INPUT MATERIAL:

* * * * * * * * *

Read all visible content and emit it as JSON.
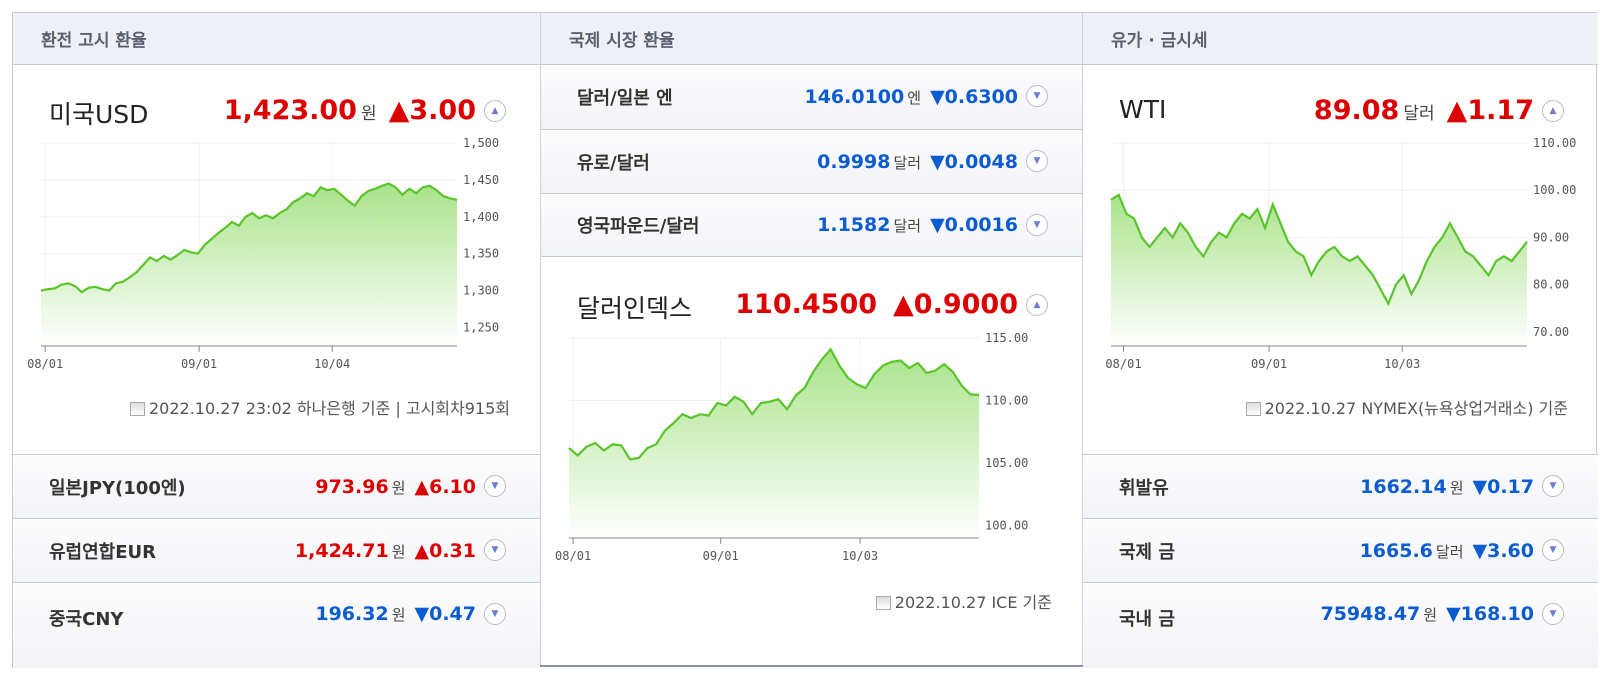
{
  "columns": {
    "exchange": {
      "title": "환전 고시 환율"
    },
    "intl": {
      "title": "국제 시장 환율"
    },
    "oil": {
      "title": "유가 · 금시세"
    }
  },
  "usd": {
    "name": "미국USD",
    "value": "1,423.00",
    "unit": "원",
    "change": "▲3.00",
    "source": "2022.10.27 23:02 하나은행 기준 | 고시회차915회",
    "chart_data": {
      "type": "area",
      "x_ticks": [
        "08/01",
        "09/01",
        "10/04"
      ],
      "y_ticks": [
        "1,500",
        "1,450",
        "1,400",
        "1,350",
        "1,300",
        "1,250"
      ],
      "ylim": [
        1225,
        1500
      ],
      "values": [
        1300,
        1302,
        1303,
        1308,
        1310,
        1306,
        1298,
        1304,
        1305,
        1302,
        1300,
        1310,
        1312,
        1318,
        1325,
        1335,
        1345,
        1340,
        1347,
        1342,
        1348,
        1355,
        1352,
        1350,
        1362,
        1370,
        1378,
        1385,
        1393,
        1388,
        1400,
        1405,
        1398,
        1402,
        1398,
        1405,
        1410,
        1420,
        1425,
        1432,
        1428,
        1440,
        1436,
        1438,
        1430,
        1422,
        1415,
        1428,
        1435,
        1438,
        1442,
        1445,
        1440,
        1430,
        1438,
        1432,
        1440,
        1442,
        1436,
        1428,
        1425,
        1423
      ]
    }
  },
  "left_rows": [
    {
      "name": "일본JPY(100엔)",
      "value": "973.96",
      "unit": "원",
      "change": "▲6.10",
      "dir": "up"
    },
    {
      "name": "유럽연합EUR",
      "value": "1,424.71",
      "unit": "원",
      "change": "▲0.31",
      "dir": "up"
    },
    {
      "name": "중국CNY",
      "value": "196.32",
      "unit": "원",
      "change": "▼0.47",
      "dir": "down"
    }
  ],
  "mid_rows": [
    {
      "name": "달러/일본 엔",
      "value": "146.0100",
      "unit": "엔",
      "change": "▼0.6300",
      "dir": "down"
    },
    {
      "name": "유로/달러",
      "value": "0.9998",
      "unit": "달러",
      "change": "▼0.0048",
      "dir": "down"
    },
    {
      "name": "영국파운드/달러",
      "value": "1.1582",
      "unit": "달러",
      "change": "▼0.0016",
      "dir": "down"
    }
  ],
  "dxy": {
    "name": "달러인덱스",
    "value": "110.4500",
    "change": "▲0.9000",
    "source": "2022.10.27 ICE 기준",
    "chart_data": {
      "type": "area",
      "x_ticks": [
        "08/01",
        "09/01",
        "10/03"
      ],
      "y_ticks": [
        "115.00",
        "110.00",
        "105.00",
        "100.00"
      ],
      "ylim": [
        99,
        115
      ],
      "values": [
        106.2,
        105.6,
        106.3,
        106.6,
        106.0,
        106.5,
        106.4,
        105.3,
        105.4,
        106.2,
        106.5,
        107.6,
        108.2,
        108.9,
        108.6,
        108.9,
        108.8,
        109.8,
        109.6,
        110.3,
        109.9,
        108.9,
        109.8,
        109.9,
        110.1,
        109.3,
        110.4,
        111.0,
        112.3,
        113.3,
        114.1,
        112.8,
        111.8,
        111.3,
        111.0,
        112.1,
        112.8,
        113.1,
        113.2,
        112.6,
        113.0,
        112.2,
        112.4,
        112.9,
        112.3,
        111.2,
        110.5,
        110.45
      ]
    }
  },
  "wti": {
    "name": "WTI",
    "value": "89.08",
    "unit": "달러",
    "change": "▲1.17",
    "source": "2022.10.27 NYMEX(뉴욕상업거래소) 기준",
    "chart_data": {
      "type": "area",
      "x_ticks": [
        "08/01",
        "09/01",
        "10/03"
      ],
      "y_ticks": [
        "110.00",
        "100.00",
        "90.00",
        "80.00",
        "70.00"
      ],
      "ylim": [
        67,
        110
      ],
      "values": [
        98,
        99,
        95,
        94,
        90,
        88,
        90,
        92,
        90,
        93,
        91,
        88,
        86,
        89,
        91,
        90,
        93,
        95,
        94,
        96,
        92,
        97,
        93,
        89,
        87,
        86,
        82,
        85,
        87,
        88,
        86,
        85,
        86,
        84,
        82,
        79,
        76,
        80,
        82,
        78,
        81,
        85,
        88,
        90,
        93,
        90,
        87,
        86,
        84,
        82,
        85,
        86,
        85,
        87,
        89.08
      ]
    }
  },
  "right_rows": [
    {
      "name": "휘발유",
      "value": "1662.14",
      "unit": "원",
      "change": "▼0.17",
      "dir": "down"
    },
    {
      "name": "국제 금",
      "value": "1665.6",
      "unit": "달러",
      "change": "▼3.60",
      "dir": "down"
    },
    {
      "name": "국내 금",
      "value": "75948.47",
      "unit": "원",
      "change": "▼168.10",
      "dir": "down"
    }
  ],
  "icons": {
    "collapse": "chevron-up-icon",
    "expand": "chevron-down-icon",
    "doc": "document-icon"
  },
  "colors": {
    "up": "#dd0000",
    "down": "#0b5bd1",
    "chart_line": "#5ac42b"
  }
}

* * * * * * * * *

Quote each entry above verbatim and drop the pictures.

THE COMPLETED TASK:
Read all visible content and emit it as JSON.
{
  "columns": {
    "exchange": {
      "title": "환전 고시 환율"
    },
    "intl": {
      "title": "국제 시장 환율"
    },
    "oil": {
      "title": "유가 · 금시세"
    }
  },
  "usd": {
    "name": "미국USD",
    "value": "1,423.00",
    "unit": "원",
    "change": "▲3.00",
    "source": "2022.10.27 23:02 하나은행 기준 | 고시회차915회",
    "chart_data": {
      "type": "area",
      "x_ticks": [
        "08/01",
        "09/01",
        "10/04"
      ],
      "y_ticks": [
        "1,500",
        "1,450",
        "1,400",
        "1,350",
        "1,300",
        "1,250"
      ],
      "ylim": [
        1225,
        1500
      ],
      "values": [
        1300,
        1302,
        1303,
        1308,
        1310,
        1306,
        1298,
        1304,
        1305,
        1302,
        1300,
        1310,
        1312,
        1318,
        1325,
        1335,
        1345,
        1340,
        1347,
        1342,
        1348,
        1355,
        1352,
        1350,
        1362,
        1370,
        1378,
        1385,
        1393,
        1388,
        1400,
        1405,
        1398,
        1402,
        1398,
        1405,
        1410,
        1420,
        1425,
        1432,
        1428,
        1440,
        1436,
        1438,
        1430,
        1422,
        1415,
        1428,
        1435,
        1438,
        1442,
        1445,
        1440,
        1430,
        1438,
        1432,
        1440,
        1442,
        1436,
        1428,
        1425,
        1423
      ]
    }
  },
  "left_rows": [
    {
      "name": "일본JPY(100엔)",
      "value": "973.96",
      "unit": "원",
      "change": "▲6.10",
      "dir": "up"
    },
    {
      "name": "유럽연합EUR",
      "value": "1,424.71",
      "unit": "원",
      "change": "▲0.31",
      "dir": "up"
    },
    {
      "name": "중국CNY",
      "value": "196.32",
      "unit": "원",
      "change": "▼0.47",
      "dir": "down"
    }
  ],
  "mid_rows": [
    {
      "name": "달러/일본 엔",
      "value": "146.0100",
      "unit": "엔",
      "change": "▼0.6300",
      "dir": "down"
    },
    {
      "name": "유로/달러",
      "value": "0.9998",
      "unit": "달러",
      "change": "▼0.0048",
      "dir": "down"
    },
    {
      "name": "영국파운드/달러",
      "value": "1.1582",
      "unit": "달러",
      "change": "▼0.0016",
      "dir": "down"
    }
  ],
  "dxy": {
    "name": "달러인덱스",
    "value": "110.4500",
    "change": "▲0.9000",
    "source": "2022.10.27 ICE 기준",
    "chart_data": {
      "type": "area",
      "x_ticks": [
        "08/01",
        "09/01",
        "10/03"
      ],
      "y_ticks": [
        "115.00",
        "110.00",
        "105.00",
        "100.00"
      ],
      "ylim": [
        99,
        115
      ],
      "values": [
        106.2,
        105.6,
        106.3,
        106.6,
        106.0,
        106.5,
        106.4,
        105.3,
        105.4,
        106.2,
        106.5,
        107.6,
        108.2,
        108.9,
        108.6,
        108.9,
        108.8,
        109.8,
        109.6,
        110.3,
        109.9,
        108.9,
        109.8,
        109.9,
        110.1,
        109.3,
        110.4,
        111.0,
        112.3,
        113.3,
        114.1,
        112.8,
        111.8,
        111.3,
        111.0,
        112.1,
        112.8,
        113.1,
        113.2,
        112.6,
        113.0,
        112.2,
        112.4,
        112.9,
        112.3,
        111.2,
        110.5,
        110.45
      ]
    }
  },
  "wti": {
    "name": "WTI",
    "value": "89.08",
    "unit": "달러",
    "change": "▲1.17",
    "source": "2022.10.27 NYMEX(뉴욕상업거래소) 기준",
    "chart_data": {
      "type": "area",
      "x_ticks": [
        "08/01",
        "09/01",
        "10/03"
      ],
      "y_ticks": [
        "110.00",
        "100.00",
        "90.00",
        "80.00",
        "70.00"
      ],
      "ylim": [
        67,
        110
      ],
      "values": [
        98,
        99,
        95,
        94,
        90,
        88,
        90,
        92,
        90,
        93,
        91,
        88,
        86,
        89,
        91,
        90,
        93,
        95,
        94,
        96,
        92,
        97,
        93,
        89,
        87,
        86,
        82,
        85,
        87,
        88,
        86,
        85,
        86,
        84,
        82,
        79,
        76,
        80,
        82,
        78,
        81,
        85,
        88,
        90,
        93,
        90,
        87,
        86,
        84,
        82,
        85,
        86,
        85,
        87,
        89.08
      ]
    }
  },
  "right_rows": [
    {
      "name": "휘발유",
      "value": "1662.14",
      "unit": "원",
      "change": "▼0.17",
      "dir": "down"
    },
    {
      "name": "국제 금",
      "value": "1665.6",
      "unit": "달러",
      "change": "▼3.60",
      "dir": "down"
    },
    {
      "name": "국내 금",
      "value": "75948.47",
      "unit": "원",
      "change": "▼168.10",
      "dir": "down"
    }
  ],
  "icons": {
    "collapse": "chevron-up-icon",
    "expand": "chevron-down-icon",
    "doc": "document-icon"
  },
  "colors": {
    "up": "#dd0000",
    "down": "#0b5bd1",
    "chart_line": "#5ac42b"
  }
}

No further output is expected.